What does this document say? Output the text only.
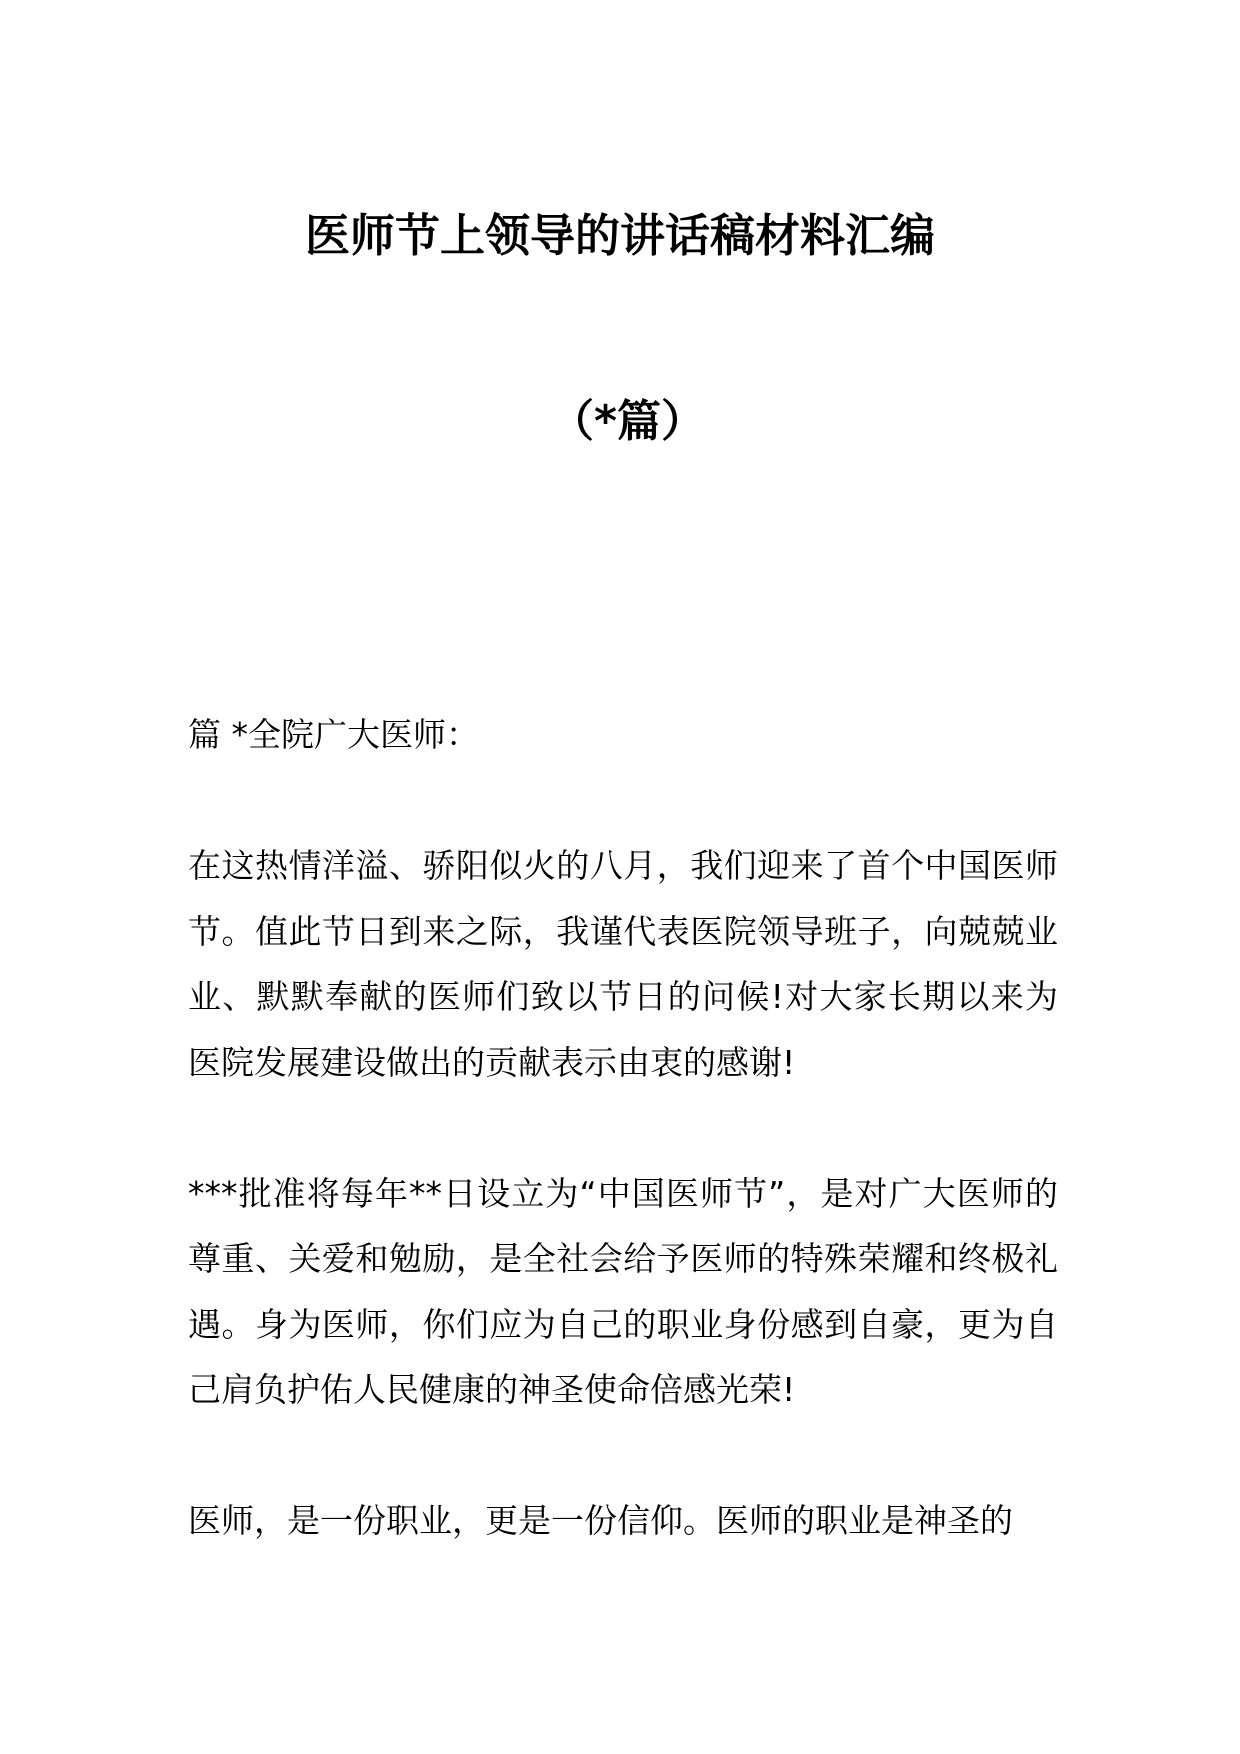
医师节上领导的讲话稿材料汇编
（*篇）

篇 *全院广大医师：

在这热情洋溢、骄阳似火的八月，我们迎来了首个中国医师节。值此节日到来之际，我谨代表医院领导班子，向兢兢业业、默默奉献的医师们致以节日的问候!对大家长期以来为医院发展建设做出的贡献表示由衷的感谢!

***批准将每年**日设立为“中国医师节”，是对广大医师的尊重、关爱和勉励，是全社会给予医师的特殊荣耀和终极礼遇。身为医师，你们应为自己的职业身份感到自豪，更为自己肩负护佑人民健康的神圣使命倍感光荣!

医师，是一份职业，更是一份信仰。医师的职业是神圣的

◆ ◆ ◆

### YOUR INSTRUCTIONS:
Copy the data exactly. Any picture it contains is to be omitted.

### SOLUTION TO THIS TASK:
What does this document say? Output the text only.
医师节上领导的讲话稿材料汇编
（*篇）

篇 *全院广大医师：

在这热情洋溢、骄阳似火的八月，我们迎来了首个中国医师节。值此节日到来之际，我谨代表医院领导班子，向兢兢业业、默默奉献的医师们致以节日的问候!对大家长期以来为医院发展建设做出的贡献表示由衷的感谢!

***批准将每年**日设立为“中国医师节”，是对广大医师的尊重、关爱和勉励，是全社会给予医师的特殊荣耀和终极礼遇。身为医师，你们应为自己的职业身份感到自豪，更为自己肩负护佑人民健康的神圣使命倍感光荣!

医师，是一份职业，更是一份信仰。医师的职业是神圣的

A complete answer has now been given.